● **Perintah Kerja 1**
Dalam kutipan teks tentang Pramoedya Ananta Toer, pada tanggal berapa ia mendapatkan remisi atau surat pembebasan?
● **Perintah Kerja 2**
Tuliskan lanjutan kutipan teks tentang Pramoedya Ananta Toer, mulai setelah kalimat terakhirnya.

● **Kutipan Teks**

***

Penghargaan-penghargaan ini adalah pengakuan atas kontribusi Pramoedya Ananta Toer


dalam mengangkat isu-isu sosial dan politik melalui karya-karyanya yang kuat dan
berpengaruh. Ia dianggap sebagai salah satu penulis terbesar Indonesia dan warisan sastranya
terus dihargai hingga saat ini.

KISAH PRAMUDYA ANANTA TOER

Kisahnya sungguh tragis dan menginspirasi kalangan pegiat literasi. Selama hidupnya,
dia berada di penjara. Penjara menjadi saksi bisu dan sosok yang diteladani oleh masyarakat
luas. Sejak zaman orde baru lama telah ditahan oleh kolonial selama kurun waktu 1 tahun
lamanya. Selanjutnya, pada masa orde baru pulau Nusa-kambangan dan pulau buru menjadi
jejak beliau tanpa adanya proses keadilan.
Keadilan yang seharusnya didapat kala itu nyatanya tidak ia rasakan. Justru, hukuman
kepadanya tidak ada toleransi. Ada sebuah kabar baik bahwa pada tanggal 21 Desember
1979, beliau mendapatkan remisi atau surat pembebasan secara hukum tidak bersalah terkait
keterlibatan dalam G30S PKI. Akan tetapi, masih diberlakukan penahanan rumah, kota
bahkan negara hingga tahun 1999. Beliau harus wajib lapor kepada kodim Jakarta Timur satu
kali dalam seminggu selama kurun waktu 2 tahun.
Hasil karya yang beliau torehkan selama hidupnya berada di penjara. Salah satu karya
yang beliau tulis adalah “Tetralogi Buru (Bumi Manusia, Anak Semua Bangsa, Jejak
Langkah, dan Rumah Kaca)”. Pada kondisi yang mengenaskan dengan kehidupan di jeruji
besi tidak menghalangi Pramoedya Ananta Toer untuk berhenti menulis. Beliau masih
menyempatkan waktu untuk menulis setiap harinya selama berada di penjara. Baginya,
menulis adalah tugas pribadi dan nasional, tutur Pramoedya Ananta Toer. Selama menulis
pernah dilarang hingga dibakar tulisan. Betapa sedihnya dan kecewa ketika tulisan anda tidak
dihargai justru dibakar begitu saja. Hal ini terus terulang bukan satu kali melainkan berkali-
kali karyanya di bakar oleh pihak petugas. Para petugas geram melihatnya karena tidak ingin
melihat Pramoedya Ananta Toer menyelesaikan tulisannya hingga dibukukan.
Kerja keras dari hasil usahanya dan pantang menyerah untuk berkarya untuk bumi
Pertiwi. Akhirnya menghasilkan sebuah hasil yang menganggungkan dan sangat diapresiasi.

***

● **Kumpulan Data**
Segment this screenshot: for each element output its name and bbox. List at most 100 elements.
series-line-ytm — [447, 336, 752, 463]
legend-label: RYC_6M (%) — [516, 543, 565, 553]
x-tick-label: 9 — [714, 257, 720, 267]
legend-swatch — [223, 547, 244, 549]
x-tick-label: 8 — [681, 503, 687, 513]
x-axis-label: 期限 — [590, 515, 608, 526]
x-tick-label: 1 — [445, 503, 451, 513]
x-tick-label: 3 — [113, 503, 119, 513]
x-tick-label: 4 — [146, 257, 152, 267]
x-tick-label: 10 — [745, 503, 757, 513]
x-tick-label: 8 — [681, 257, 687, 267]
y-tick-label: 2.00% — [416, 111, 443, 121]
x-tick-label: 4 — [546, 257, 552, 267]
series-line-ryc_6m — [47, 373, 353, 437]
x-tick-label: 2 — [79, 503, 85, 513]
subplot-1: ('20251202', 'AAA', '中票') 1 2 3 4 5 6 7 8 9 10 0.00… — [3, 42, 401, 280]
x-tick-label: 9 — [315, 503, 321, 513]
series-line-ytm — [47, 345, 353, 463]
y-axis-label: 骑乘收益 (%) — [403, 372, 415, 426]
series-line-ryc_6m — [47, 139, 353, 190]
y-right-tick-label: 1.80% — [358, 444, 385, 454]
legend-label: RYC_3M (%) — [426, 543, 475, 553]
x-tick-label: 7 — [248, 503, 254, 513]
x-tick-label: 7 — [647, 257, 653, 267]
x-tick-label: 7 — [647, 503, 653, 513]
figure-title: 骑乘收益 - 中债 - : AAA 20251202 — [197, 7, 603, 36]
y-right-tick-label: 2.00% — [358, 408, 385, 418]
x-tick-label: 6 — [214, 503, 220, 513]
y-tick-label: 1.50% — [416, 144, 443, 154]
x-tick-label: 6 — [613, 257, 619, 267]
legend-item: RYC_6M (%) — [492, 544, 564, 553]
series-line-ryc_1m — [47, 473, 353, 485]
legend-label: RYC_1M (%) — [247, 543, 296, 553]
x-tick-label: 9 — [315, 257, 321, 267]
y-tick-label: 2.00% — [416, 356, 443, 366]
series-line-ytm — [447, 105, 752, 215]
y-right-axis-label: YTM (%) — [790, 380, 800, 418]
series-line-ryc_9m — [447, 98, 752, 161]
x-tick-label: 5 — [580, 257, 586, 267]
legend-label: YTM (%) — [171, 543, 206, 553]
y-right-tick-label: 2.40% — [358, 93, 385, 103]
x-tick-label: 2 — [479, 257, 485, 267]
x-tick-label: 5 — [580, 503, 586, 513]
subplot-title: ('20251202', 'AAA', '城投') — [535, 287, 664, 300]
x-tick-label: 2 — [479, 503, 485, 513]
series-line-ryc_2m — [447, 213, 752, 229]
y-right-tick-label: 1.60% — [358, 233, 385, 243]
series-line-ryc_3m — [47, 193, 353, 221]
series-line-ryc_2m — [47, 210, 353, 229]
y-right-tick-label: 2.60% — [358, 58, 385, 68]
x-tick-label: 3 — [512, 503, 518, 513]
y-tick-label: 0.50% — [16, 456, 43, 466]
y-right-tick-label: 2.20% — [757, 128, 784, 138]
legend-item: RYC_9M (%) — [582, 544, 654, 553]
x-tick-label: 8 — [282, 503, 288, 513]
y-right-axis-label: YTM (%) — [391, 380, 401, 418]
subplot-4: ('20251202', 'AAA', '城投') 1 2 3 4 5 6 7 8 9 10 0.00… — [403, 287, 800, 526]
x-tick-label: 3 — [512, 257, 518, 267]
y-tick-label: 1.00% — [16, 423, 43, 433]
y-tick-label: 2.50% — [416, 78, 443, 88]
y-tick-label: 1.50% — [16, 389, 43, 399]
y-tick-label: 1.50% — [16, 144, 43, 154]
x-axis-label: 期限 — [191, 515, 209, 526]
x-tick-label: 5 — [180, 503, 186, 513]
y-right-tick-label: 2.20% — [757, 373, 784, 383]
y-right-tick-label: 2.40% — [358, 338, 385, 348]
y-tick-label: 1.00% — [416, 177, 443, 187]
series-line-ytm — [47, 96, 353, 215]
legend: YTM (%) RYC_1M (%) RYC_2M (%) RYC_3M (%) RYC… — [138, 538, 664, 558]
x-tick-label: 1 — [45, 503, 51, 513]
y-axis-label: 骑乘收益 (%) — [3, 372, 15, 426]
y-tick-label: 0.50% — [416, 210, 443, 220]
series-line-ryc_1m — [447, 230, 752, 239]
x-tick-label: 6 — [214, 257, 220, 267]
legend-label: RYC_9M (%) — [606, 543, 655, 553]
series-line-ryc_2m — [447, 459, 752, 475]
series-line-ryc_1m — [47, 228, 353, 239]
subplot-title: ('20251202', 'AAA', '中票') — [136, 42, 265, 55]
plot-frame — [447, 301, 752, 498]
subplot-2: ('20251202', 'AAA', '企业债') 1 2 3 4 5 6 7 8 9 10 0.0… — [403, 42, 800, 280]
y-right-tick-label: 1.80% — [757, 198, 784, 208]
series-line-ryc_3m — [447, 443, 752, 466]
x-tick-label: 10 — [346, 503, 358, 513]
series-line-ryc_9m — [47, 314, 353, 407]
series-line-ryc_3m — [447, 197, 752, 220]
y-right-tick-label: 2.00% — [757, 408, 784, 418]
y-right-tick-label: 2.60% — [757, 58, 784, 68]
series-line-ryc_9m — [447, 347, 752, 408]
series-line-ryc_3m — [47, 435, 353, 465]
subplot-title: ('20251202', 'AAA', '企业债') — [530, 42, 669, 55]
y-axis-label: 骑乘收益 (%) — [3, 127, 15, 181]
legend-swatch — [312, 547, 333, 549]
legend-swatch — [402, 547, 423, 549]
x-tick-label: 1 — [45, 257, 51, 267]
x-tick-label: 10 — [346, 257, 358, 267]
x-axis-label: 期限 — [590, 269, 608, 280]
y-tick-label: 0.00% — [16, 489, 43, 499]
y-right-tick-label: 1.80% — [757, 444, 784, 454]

***

● **Jawaban Tertulis 1**
Ia mendapatkannya pada tanggal 21 Desember 1979.

● **Jawaban Tertulis 2**
Melalui konsistensinya menulis selama ini dan bagaimana kondisinya ia akan menulis. Dari
hasil tangannya sendiri lebih dari 50 karya dan diterjemahkan dari berbagai bahasa. Bahasa
yang berhasil beliau menerjemahkan sejumlah 43 bahasa asing. Sungguh luar biasa dan
sangat inspiratif jejaknya menjadi pegiat literasi pada zaman itu. Pada zaman itu belum
adanya teknologi secanggih saat ini, sehingga hasil tulisannya berupa manual hasil
pemikirannya. Meskipun kalimat yang ditulis sulit dimengerti bagi masyarakat awam tetapi
melalui tulisannya pula terdapat hal-hal luar biasa mulai jejak dan pengalamannya telah
ditulis di dalamnya.

WAFAT PRAMUDYA ANTATOER

Kesehatan Pramoedya Ananta Toer kian memburuk. Ia dibawa ke Unit Gawat Darurat
(UGD) Rumah Sakit St. Carolus, Jakarta, dan sempat dipindahkan ke ruang Intensive Care
Unit (ICU). Tak lama berselang, Pram meminta pulang ke rumahnya di Utan Kayu. Hari
ketiga di rumah, setelah menyisihkan tabung-tabung dan peralatan yang merintanginya, Pram
meminta rokok kretek kesayangannya. Ia lalu mengembuskan napas penghabisan pada pukul
09.15, tanggal 30 April 2006, tepat hari ini 15 tahun lalu. Ketika penyakitnya kian parah,
Pram gemar berbicara tentang kematian. Ia acap mengatakan sudah siap dan tak takut mati
karena merasa sudah menunaikan segala yang perlu ia kerjakan. Untuk kematiannya, Pram
berpesan: “…Kalau aku mati jangan bikin apa-apa, jangan didoain segala, langsung saja
bawa ke krematorium. Bakar di sana. Abunya bawa pulang. Mau dibuang juga terserah. Tapi,
kalau bisa, wadahi dan taruh di perpustakaanku.” Pesan hanya tinggal pesan. Jenazahnya
tidak dikremasi, melainkan dikuburkan di TPU Karet Bivak setelah sebelumnya disalatkan.
Keluarga, kerabat, sejumlah aktivis dan penulis muda, hadir dalam pemakamannya. Mereka
sedih dan kehilangan, tapi juga menggalang semangat sembari menyanyikan lagu-lagu
perjuangan sebagai ucapan selamat jalan. Mereka menyanyikan “Internationale” dan lagu
yang populer dalam masa-masa perjuangan melawan kediktatoran Soeharto: “Darah Juang”.